Requirements: Convert these lines into a JSON list of strings, one string per line, skipping any blank lines.

(Records from a dataset)
##########
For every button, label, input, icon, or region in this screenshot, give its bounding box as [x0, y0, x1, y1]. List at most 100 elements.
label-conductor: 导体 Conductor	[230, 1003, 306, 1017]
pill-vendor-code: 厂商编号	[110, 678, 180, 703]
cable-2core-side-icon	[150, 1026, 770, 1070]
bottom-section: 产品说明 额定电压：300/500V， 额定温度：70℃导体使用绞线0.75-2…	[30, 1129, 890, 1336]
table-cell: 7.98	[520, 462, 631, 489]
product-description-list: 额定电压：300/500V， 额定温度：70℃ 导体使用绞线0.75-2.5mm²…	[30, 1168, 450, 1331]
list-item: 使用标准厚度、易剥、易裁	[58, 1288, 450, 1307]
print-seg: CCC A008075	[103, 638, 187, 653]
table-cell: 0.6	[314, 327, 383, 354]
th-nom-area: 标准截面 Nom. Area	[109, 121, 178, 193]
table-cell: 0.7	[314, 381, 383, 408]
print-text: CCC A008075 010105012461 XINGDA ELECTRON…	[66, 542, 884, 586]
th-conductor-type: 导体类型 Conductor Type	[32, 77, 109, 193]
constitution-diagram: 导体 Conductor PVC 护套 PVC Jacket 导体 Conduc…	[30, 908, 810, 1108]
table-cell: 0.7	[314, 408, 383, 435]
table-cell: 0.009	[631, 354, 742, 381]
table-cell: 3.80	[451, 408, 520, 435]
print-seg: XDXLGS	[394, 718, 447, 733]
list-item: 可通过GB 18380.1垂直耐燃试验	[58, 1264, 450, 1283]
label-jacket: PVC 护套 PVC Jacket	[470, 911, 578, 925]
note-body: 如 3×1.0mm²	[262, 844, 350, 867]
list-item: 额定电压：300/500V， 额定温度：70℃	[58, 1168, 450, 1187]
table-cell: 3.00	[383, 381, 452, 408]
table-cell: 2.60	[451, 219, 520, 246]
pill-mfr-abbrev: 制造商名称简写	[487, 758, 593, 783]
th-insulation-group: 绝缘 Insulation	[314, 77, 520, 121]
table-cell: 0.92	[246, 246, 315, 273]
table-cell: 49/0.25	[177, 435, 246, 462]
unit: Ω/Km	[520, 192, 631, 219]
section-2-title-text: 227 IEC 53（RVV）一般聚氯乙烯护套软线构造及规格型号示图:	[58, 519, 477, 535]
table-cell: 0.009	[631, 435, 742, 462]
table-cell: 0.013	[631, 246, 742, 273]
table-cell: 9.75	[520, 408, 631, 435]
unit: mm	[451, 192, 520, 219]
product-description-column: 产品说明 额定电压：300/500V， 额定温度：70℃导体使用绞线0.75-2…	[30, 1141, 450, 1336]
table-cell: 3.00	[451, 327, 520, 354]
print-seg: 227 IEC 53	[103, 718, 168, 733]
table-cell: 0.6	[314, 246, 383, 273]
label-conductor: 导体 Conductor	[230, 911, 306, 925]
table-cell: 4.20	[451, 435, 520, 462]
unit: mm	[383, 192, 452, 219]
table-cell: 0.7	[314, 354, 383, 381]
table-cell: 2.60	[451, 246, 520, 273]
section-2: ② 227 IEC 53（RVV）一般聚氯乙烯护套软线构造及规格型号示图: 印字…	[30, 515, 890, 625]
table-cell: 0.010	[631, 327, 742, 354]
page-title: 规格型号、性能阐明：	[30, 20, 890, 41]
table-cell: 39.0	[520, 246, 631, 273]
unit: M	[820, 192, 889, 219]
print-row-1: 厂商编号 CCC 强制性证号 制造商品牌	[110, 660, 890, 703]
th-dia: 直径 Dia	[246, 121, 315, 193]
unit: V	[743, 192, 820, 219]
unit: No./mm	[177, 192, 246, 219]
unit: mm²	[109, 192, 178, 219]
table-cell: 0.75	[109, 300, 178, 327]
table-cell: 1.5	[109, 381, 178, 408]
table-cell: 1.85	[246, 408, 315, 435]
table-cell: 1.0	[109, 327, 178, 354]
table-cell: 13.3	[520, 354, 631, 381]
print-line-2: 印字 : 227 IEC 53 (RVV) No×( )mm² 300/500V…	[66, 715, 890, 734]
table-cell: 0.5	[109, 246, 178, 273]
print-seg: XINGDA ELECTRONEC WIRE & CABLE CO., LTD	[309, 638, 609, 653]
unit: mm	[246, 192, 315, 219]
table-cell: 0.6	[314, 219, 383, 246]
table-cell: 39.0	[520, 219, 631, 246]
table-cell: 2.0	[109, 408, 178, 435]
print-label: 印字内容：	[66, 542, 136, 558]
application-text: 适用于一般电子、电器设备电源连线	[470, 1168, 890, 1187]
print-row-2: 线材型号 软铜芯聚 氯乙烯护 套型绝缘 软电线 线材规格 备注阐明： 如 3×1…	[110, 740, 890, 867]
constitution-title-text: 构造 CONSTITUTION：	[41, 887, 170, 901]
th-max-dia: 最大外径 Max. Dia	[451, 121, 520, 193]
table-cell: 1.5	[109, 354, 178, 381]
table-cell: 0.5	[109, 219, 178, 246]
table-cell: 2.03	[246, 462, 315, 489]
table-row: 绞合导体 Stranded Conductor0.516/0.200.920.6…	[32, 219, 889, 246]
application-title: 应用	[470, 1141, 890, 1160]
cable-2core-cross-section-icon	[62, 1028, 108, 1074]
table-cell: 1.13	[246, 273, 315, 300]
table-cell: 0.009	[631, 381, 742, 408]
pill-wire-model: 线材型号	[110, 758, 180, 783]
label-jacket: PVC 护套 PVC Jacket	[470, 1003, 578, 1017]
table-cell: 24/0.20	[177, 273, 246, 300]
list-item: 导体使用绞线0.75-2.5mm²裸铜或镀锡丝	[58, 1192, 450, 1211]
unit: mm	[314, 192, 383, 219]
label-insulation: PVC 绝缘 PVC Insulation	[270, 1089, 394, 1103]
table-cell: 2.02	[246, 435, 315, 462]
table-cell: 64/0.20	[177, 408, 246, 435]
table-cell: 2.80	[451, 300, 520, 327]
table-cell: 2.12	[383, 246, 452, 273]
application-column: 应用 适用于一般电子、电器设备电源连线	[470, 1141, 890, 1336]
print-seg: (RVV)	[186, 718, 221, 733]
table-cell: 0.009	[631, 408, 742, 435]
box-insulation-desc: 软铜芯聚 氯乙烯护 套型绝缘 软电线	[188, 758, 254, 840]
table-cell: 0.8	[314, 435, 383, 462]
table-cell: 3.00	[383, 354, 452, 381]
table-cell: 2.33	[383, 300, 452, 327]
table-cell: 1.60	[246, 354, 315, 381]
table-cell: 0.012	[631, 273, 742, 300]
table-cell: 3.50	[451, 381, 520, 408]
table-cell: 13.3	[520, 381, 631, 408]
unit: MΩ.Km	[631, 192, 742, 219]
##########
Solution to this exercise:
[
  "For every button, label, input, icon, or region in this screenshot, give its bounding box as [x0, y0, x1, y1]. List at most 100 elements.",
  "label-conductor: 导体 Conductor\t[230, 1003, 306, 1017]",
  "pill-vendor-code: 厂商编号\t[110, 678, 180, 703]",
  "cable-2core-side-icon\t[150, 1026, 770, 1070]",
  "bottom-section: 产品说明 额定电压：300/500V， 额定温度：70℃导体使用绞线0.75-2…\t[30, 1129, 890, 1336]",
  "table-cell: 7.98\t[520, 462, 631, 489]",
  "product-description-list: 额定电压：300/500V， 额定温度：70℃ 导体使用绞线0.75-2.5mm²…\t[30, 1168, 450, 1331]",
  "list-item: 使用标准厚度、易剥、易裁\t[58, 1288, 450, 1307]",
  "print-seg: CCC A008075\t[103, 638, 187, 653]",
  "table-cell: 0.6\t[314, 327, 383, 354]",
  "th-nom-area: 标准截面 Nom. Area\t[109, 121, 178, 193]",
  "table-cell: 0.7\t[314, 381, 383, 408]",
  "print-text: CCC A008075 010105012461 XINGDA ELECTRON…\t[66, 542, 884, 586]",
  "th-conductor-type: 导体类型 Conductor Type\t[32, 77, 109, 193]",
  "constitution-diagram: 导体 Conductor PVC 护套 PVC Jacket 导体 Conduc…\t[30, 908, 810, 1108]",
  "table-cell: 0.7\t[314, 408, 383, 435]",
  "table-cell: 0.009\t[631, 354, 742, 381]",
  "table-cell: 3.80\t[451, 408, 520, 435]",
  "print-seg: XDXLGS\t[394, 718, 447, 733]",
  "list-item: 可通过GB 18380.1垂直耐燃试验\t[58, 1264, 450, 1283]",
  "label-jacket: PVC 护套 PVC Jacket\t[470, 911, 578, 925]",
  "note-body: 如 3×1.0mm²\t[262, 844, 350, 867]",
  "list-item: 额定电压：300/500V， 额定温度：70℃\t[58, 1168, 450, 1187]",
  "table-cell: 3.00\t[383, 381, 452, 408]",
  "table-cell: 2.60\t[451, 219, 520, 246]",
  "pill-mfr-abbrev: 制造商名称简写\t[487, 758, 593, 783]",
  "th-insulation-group: 绝缘 Insulation\t[314, 77, 520, 121]",
  "table-cell: 0.92\t[246, 246, 315, 273]",
  "table-cell: 49/0.25\t[177, 435, 246, 462]",
  "unit: Ω/Km\t[520, 192, 631, 219]",
  "section-2-title-text: 227 IEC 53（RVV）一般聚氯乙烯护套软线构造及规格型号示图:\t[58, 519, 477, 535]",
  "table-cell: 0.009\t[631, 435, 742, 462]",
  "table-cell: 0.013\t[631, 246, 742, 273]",
  "table-cell: 9.75\t[520, 408, 631, 435]",
  "unit: mm\t[451, 192, 520, 219]",
  "product-description-column: 产品说明 额定电压：300/500V， 额定温度：70℃导体使用绞线0.75-2…\t[30, 1141, 450, 1336]",
  "table-cell: 3.00\t[451, 327, 520, 354]",
  "print-seg: 227 IEC 53\t[103, 718, 168, 733]",
  "table-cell: 0.6\t[314, 246, 383, 273]",
  "label-conductor: 导体 Conductor\t[230, 911, 306, 925]",
  "table-cell: 4.20\t[451, 435, 520, 462]",
  "unit: mm\t[383, 192, 452, 219]",
  "table-cell: 0.7\t[314, 354, 383, 381]",
  "table-cell: 2.60\t[451, 246, 520, 273]",
  "section-2: ② 227 IEC 53（RVV）一般聚氯乙烯护套软线构造及规格型号示图: 印字…\t[30, 515, 890, 625]",
  "table-cell: 0.010\t[631, 327, 742, 354]",
  "page-title: 规格型号、性能阐明：\t[30, 20, 890, 41]",
  "table-cell: 39.0\t[520, 246, 631, 273]",
  "unit: M\t[820, 192, 889, 219]",
  "print-row-1: 厂商编号 CCC 强制性证号 制造商品牌\t[110, 660, 890, 703]",
  "th-dia: 直径 Dia\t[246, 121, 315, 193]",
  "unit: V\t[743, 192, 820, 219]",
  "unit: No./mm\t[177, 192, 246, 219]",
  "unit: mm²\t[109, 192, 178, 219]",
  "table-cell: 0.75\t[109, 300, 178, 327]",
  "table-cell: 1.5\t[109, 381, 178, 408]",
  "table-cell: 1.85\t[246, 408, 315, 435]",
  "table-cell: 1.0\t[109, 327, 178, 354]",
  "table-cell: 13.3\t[520, 354, 631, 381]",
  "print-line-2: 印字 : 227 IEC 53 (RVV) No×( )mm² 300/500V…\t[66, 715, 890, 734]",
  "table-cell: 0.5\t[109, 246, 178, 273]",
  "print-seg: XINGDA ELECTRONEC WIRE & CABLE CO., LTD\t[309, 638, 609, 653]",
  "unit: mm\t[246, 192, 315, 219]",
  "table-cell: 0.6\t[314, 219, 383, 246]",
  "table-cell: 39.0\t[520, 219, 631, 246]",
  "table-cell: 2.0\t[109, 408, 178, 435]",
  "print-label: 印字内容：\t[66, 542, 136, 558]",
  "application-text: 适用于一般电子、电器设备电源连线\t[470, 1168, 890, 1187]",
  "print-row-2: 线材型号 软铜芯聚 氯乙烯护 套型绝缘 软电线 线材规格 备注阐明： 如 3×1…\t[110, 740, 890, 867]",
  "constitution-title-text: 构造 CONSTITUTION：\t[41, 887, 170, 901]",
  "th-max-dia: 最大外径 Max. Dia\t[451, 121, 520, 193]",
  "table-cell: 1.5\t[109, 354, 178, 381]",
  "table-cell: 0.5\t[109, 219, 178, 246]",
  "table-cell: 2.03\t[246, 462, 315, 489]",
  "table-row: 绞合导体 Stranded Conductor0.516/0.200.920.6…\t[32, 219, 889, 246]",
  "application-title: 应用\t[470, 1141, 890, 1160]",
  "cable-2core-cross-section-icon\t[62, 1028, 108, 1074]",
  "table-cell: 1.13\t[246, 273, 315, 300]",
  "table-cell: 0.009\t[631, 381, 742, 408]",
  "pill-wire-model: 线材型号\t[110, 758, 180, 783]",
  "label-jacket: PVC 护套 PVC Jacket\t[470, 1003, 578, 1017]",
  "table-cell: 24/0.20\t[177, 273, 246, 300]",
  "list-item: 导体使用绞线0.75-2.5mm²裸铜或镀锡丝\t[58, 1192, 450, 1211]",
  "unit: mm\t[314, 192, 383, 219]",
  "label-insulation: PVC 绝缘 PVC Insulation\t[270, 1089, 394, 1103]",
  "table-cell: 2.02\t[246, 435, 315, 462]",
  "table-cell: 64/0.20\t[177, 408, 246, 435]",
  "table-cell: 2.80\t[451, 300, 520, 327]",
  "table-cell: 2.12\t[383, 246, 452, 273]",
  "application-column: 应用 适用于一般电子、电器设备电源连线\t[470, 1141, 890, 1336]",
  "print-seg: (RVV)\t[186, 718, 221, 733]",
  "table-cell: 0.009\t[631, 408, 742, 435]",
  "box-insulation-desc: 软铜芯聚 氯乙烯护 套型绝缘 软电线\t[188, 758, 254, 840]",
  "table-cell: 0.8\t[314, 435, 383, 462]",
  "table-cell: 3.00\t[383, 354, 452, 381]",
  "table-cell: 2.33\t[383, 300, 452, 327]",
  "table-cell: 1.60\t[246, 354, 315, 381]",
  "table-cell: 0.012\t[631, 273, 742, 300]",
  "table-cell: 3.50\t[451, 381, 520, 408]",
  "table-cell: 13.3\t[520, 381, 631, 408]",
  "unit: MΩ.Km\t[631, 192, 742, 219]"
]